• _Required task_
Your task is to output all the records below, word for word.

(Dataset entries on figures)
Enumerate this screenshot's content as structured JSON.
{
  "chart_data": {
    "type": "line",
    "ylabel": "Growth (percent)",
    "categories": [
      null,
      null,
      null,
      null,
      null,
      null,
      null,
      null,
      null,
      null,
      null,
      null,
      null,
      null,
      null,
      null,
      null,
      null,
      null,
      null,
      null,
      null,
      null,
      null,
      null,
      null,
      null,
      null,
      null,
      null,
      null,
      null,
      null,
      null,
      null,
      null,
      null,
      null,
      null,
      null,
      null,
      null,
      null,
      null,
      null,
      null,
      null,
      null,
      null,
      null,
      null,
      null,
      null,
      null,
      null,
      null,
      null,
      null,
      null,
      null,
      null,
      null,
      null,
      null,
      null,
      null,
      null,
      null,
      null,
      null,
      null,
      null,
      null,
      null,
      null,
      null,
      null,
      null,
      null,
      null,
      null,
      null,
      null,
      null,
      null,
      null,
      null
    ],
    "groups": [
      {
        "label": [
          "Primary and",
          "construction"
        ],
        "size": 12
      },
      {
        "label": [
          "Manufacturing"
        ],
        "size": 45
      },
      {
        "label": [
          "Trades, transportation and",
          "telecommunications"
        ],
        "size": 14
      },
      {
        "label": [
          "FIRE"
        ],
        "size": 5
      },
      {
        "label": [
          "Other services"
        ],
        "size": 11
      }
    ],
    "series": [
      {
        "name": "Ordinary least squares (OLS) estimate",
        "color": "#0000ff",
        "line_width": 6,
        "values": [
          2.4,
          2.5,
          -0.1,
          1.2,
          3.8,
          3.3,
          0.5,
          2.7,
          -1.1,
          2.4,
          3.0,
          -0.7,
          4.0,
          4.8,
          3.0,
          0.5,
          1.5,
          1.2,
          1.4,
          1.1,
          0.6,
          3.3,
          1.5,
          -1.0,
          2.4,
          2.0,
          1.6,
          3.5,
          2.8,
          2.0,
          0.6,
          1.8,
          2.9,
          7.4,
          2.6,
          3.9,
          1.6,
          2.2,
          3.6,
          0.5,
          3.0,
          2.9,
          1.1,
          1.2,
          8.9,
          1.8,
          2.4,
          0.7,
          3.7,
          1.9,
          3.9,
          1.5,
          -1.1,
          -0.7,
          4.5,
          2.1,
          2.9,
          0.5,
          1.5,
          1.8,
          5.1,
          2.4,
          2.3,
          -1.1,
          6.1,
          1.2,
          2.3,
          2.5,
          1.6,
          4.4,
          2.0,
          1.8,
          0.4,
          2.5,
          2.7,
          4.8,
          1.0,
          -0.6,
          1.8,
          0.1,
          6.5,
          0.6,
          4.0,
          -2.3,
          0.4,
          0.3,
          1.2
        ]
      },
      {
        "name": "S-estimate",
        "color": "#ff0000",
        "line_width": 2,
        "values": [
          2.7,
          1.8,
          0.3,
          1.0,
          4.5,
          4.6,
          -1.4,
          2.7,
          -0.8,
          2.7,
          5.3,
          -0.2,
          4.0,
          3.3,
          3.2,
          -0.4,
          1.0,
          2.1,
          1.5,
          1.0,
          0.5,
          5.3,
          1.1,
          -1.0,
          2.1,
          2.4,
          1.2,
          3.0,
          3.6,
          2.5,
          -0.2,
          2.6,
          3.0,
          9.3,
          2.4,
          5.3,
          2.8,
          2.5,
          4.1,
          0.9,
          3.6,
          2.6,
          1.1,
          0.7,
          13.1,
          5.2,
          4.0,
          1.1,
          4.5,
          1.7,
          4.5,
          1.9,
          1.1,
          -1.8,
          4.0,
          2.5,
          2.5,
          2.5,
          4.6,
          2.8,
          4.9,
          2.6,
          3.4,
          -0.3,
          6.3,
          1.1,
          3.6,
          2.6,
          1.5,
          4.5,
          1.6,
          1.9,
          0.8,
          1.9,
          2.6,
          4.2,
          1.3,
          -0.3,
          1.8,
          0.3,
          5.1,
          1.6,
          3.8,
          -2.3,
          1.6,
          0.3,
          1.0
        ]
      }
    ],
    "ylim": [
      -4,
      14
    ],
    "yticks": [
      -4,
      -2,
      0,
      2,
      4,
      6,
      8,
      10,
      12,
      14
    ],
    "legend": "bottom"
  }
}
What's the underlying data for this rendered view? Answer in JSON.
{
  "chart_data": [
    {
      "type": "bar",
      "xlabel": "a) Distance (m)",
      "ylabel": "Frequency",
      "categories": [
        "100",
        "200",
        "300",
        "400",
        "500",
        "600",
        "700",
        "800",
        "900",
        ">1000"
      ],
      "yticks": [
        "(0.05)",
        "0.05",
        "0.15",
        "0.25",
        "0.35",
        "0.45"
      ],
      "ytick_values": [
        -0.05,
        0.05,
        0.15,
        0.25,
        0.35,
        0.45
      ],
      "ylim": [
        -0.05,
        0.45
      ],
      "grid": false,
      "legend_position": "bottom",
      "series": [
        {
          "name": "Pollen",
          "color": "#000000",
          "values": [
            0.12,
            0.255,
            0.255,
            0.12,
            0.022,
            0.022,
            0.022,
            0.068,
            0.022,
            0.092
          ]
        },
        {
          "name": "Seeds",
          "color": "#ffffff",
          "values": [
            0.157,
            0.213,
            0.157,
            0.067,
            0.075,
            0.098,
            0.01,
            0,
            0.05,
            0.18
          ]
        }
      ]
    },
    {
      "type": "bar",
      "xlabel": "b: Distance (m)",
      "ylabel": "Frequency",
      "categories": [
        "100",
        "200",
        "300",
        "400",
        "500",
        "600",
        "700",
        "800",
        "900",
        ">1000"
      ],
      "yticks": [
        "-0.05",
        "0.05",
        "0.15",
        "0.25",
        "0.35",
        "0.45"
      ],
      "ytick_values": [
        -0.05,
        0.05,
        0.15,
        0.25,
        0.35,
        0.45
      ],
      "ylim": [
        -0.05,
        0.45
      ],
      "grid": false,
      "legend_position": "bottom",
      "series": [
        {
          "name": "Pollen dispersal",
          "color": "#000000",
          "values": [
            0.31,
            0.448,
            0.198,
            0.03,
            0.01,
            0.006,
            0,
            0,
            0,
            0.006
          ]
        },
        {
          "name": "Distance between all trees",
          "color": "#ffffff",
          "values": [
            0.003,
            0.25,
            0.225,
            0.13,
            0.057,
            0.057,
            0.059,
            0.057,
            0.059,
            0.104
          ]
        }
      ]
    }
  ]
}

• _Written reply_
Enumerate this screenshot's content as structured JSON.
{
  "chart_data": {
    "type": "line",
    "ylabel": "Growth (percent)",
    "categories": [
      null,
      null,
      null,
      null,
      null,
      null,
      null,
      null,
      null,
      null,
      null,
      null,
      null,
      null,
      null,
      null,
      null,
      null,
      null,
      null,
      null,
      null,
      null,
      null,
      null,
      null,
      null,
      null,
      null,
      null,
      null,
      null,
      null,
      null,
      null,
      null,
      null,
      null,
      null,
      null,
      null,
      null,
      null,
      null,
      null,
      null,
      null,
      null,
      null,
      null,
      null,
      null,
      null,
      null,
      null,
      null,
      null,
      null,
      null,
      null,
      null,
      null,
      null,
      null,
      null,
      null,
      null,
      null,
      null,
      null,
      null,
      null,
      null,
      null,
      null,
      null,
      null,
      null,
      null,
      null,
      null,
      null,
      null,
      null,
      null,
      null,
      null
    ],
    "groups": [
      {
        "label": [
          "Primary and",
          "construction"
        ],
        "size": 12
      },
      {
        "label": [
          "Manufacturing"
        ],
        "size": 45
      },
      {
        "label": [
          "Trades, transportation and",
          "telecommunications"
        ],
        "size": 14
      },
      {
        "label": [
          "FIRE"
        ],
        "size": 5
      },
      {
        "label": [
          "Other services"
        ],
        "size": 11
      }
    ],
    "series": [
      {
        "name": "Ordinary least squares (OLS) estimate",
        "color": "#0000ff",
        "line_width": 6,
        "values": [
          2.4,
          2.5,
          -0.1,
          1.2,
          3.8,
          3.3,
          0.5,
          2.7,
          -1.1,
          2.4,
          3.0,
          -0.7,
          4.0,
          4.8,
          3.0,
          0.5,
          1.5,
          1.2,
          1.4,
          1.1,
          0.6,
          3.3,
          1.5,
          -1.0,
          2.4,
          2.0,
          1.6,
          3.5,
          2.8,
          2.0,
          0.6,
          1.8,
          2.9,
          7.4,
          2.6,
          3.9,
          1.6,
          2.2,
          3.6,
          0.5,
          3.0,
          2.9,
          1.1,
          1.2,
          8.9,
          1.8,
          2.4,
          0.7,
          3.7,
          1.9,
          3.9,
          1.5,
          -1.1,
          -0.7,
          4.5,
          2.1,
          2.9,
          0.5,
          1.5,
          1.8,
          5.1,
          2.4,
          2.3,
          -1.1,
          6.1,
          1.2,
          2.3,
          2.5,
          1.6,
          4.4,
          2.0,
          1.8,
          0.4,
          2.5,
          2.7,
          4.8,
          1.0,
          -0.6,
          1.8,
          0.1,
          6.5,
          0.6,
          4.0,
          -2.3,
          0.4,
          0.3,
          1.2
        ]
      },
      {
        "name": "S-estimate",
        "color": "#ff0000",
        "line_width": 2,
        "values": [
          2.7,
          1.8,
          0.3,
          1.0,
          4.5,
          4.6,
          -1.4,
          2.7,
          -0.8,
          2.7,
          5.3,
          -0.2,
          4.0,
          3.3,
          3.2,
          -0.4,
          1.0,
          2.1,
          1.5,
          1.0,
          0.5,
          5.3,
          1.1,
          -1.0,
          2.1,
          2.4,
          1.2,
          3.0,
          3.6,
          2.5,
          -0.2,
          2.6,
          3.0,
          9.3,
          2.4,
          5.3,
          2.8,
          2.5,
          4.1,
          0.9,
          3.6,
          2.6,
          1.1,
          0.7,
          13.1,
          5.2,
          4.0,
          1.1,
          4.5,
          1.7,
          4.5,
          1.9,
          1.1,
          -1.8,
          4.0,
          2.5,
          2.5,
          2.5,
          4.6,
          2.8,
          4.9,
          2.6,
          3.4,
          -0.3,
          6.3,
          1.1,
          3.6,
          2.6,
          1.5,
          4.5,
          1.6,
          1.9,
          0.8,
          1.9,
          2.6,
          4.2,
          1.3,
          -0.3,
          1.8,
          0.3,
          5.1,
          1.6,
          3.8,
          -2.3,
          1.6,
          0.3,
          1.0
        ]
      }
    ],
    "ylim": [
      -4,
      14
    ],
    "yticks": [
      -4,
      -2,
      0,
      2,
      4,
      6,
      8,
      10,
      12,
      14
    ],
    "legend": "bottom"
  }
}
What's the underlying data for this rendered view? Answer in JSON.
{
  "chart_data": [
    {
      "type": "bar",
      "xlabel": "a) Distance (m)",
      "ylabel": "Frequency",
      "categories": [
        "100",
        "200",
        "300",
        "400",
        "500",
        "600",
        "700",
        "800",
        "900",
        ">1000"
      ],
      "yticks": [
        "(0.05)",
        "0.05",
        "0.15",
        "0.25",
        "0.35",
        "0.45"
      ],
      "ytick_values": [
        -0.05,
        0.05,
        0.15,
        0.25,
        0.35,
        0.45
      ],
      "ylim": [
        -0.05,
        0.45
      ],
      "grid": false,
      "legend_position": "bottom",
      "series": [
        {
          "name": "Pollen",
          "color": "#000000",
          "values": [
            0.12,
            0.255,
            0.255,
            0.12,
            0.022,
            0.022,
            0.022,
            0.068,
            0.022,
            0.092
          ]
        },
        {
          "name": "Seeds",
          "color": "#ffffff",
          "values": [
            0.157,
            0.213,
            0.157,
            0.067,
            0.075,
            0.098,
            0.01,
            0,
            0.05,
            0.18
          ]
        }
      ]
    },
    {
      "type": "bar",
      "xlabel": "b: Distance (m)",
      "ylabel": "Frequency",
      "categories": [
        "100",
        "200",
        "300",
        "400",
        "500",
        "600",
        "700",
        "800",
        "900",
        ">1000"
      ],
      "yticks": [
        "-0.05",
        "0.05",
        "0.15",
        "0.25",
        "0.35",
        "0.45"
      ],
      "ytick_values": [
        -0.05,
        0.05,
        0.15,
        0.25,
        0.35,
        0.45
      ],
      "ylim": [
        -0.05,
        0.45
      ],
      "grid": false,
      "legend_position": "bottom",
      "series": [
        {
          "name": "Pollen dispersal",
          "color": "#000000",
          "values": [
            0.31,
            0.448,
            0.198,
            0.03,
            0.01,
            0.006,
            0,
            0,
            0,
            0.006
          ]
        },
        {
          "name": "Distance between all trees",
          "color": "#ffffff",
          "values": [
            0.003,
            0.25,
            0.225,
            0.13,
            0.057,
            0.057,
            0.059,
            0.057,
            0.059,
            0.104
          ]
        }
      ]
    }
  ]
}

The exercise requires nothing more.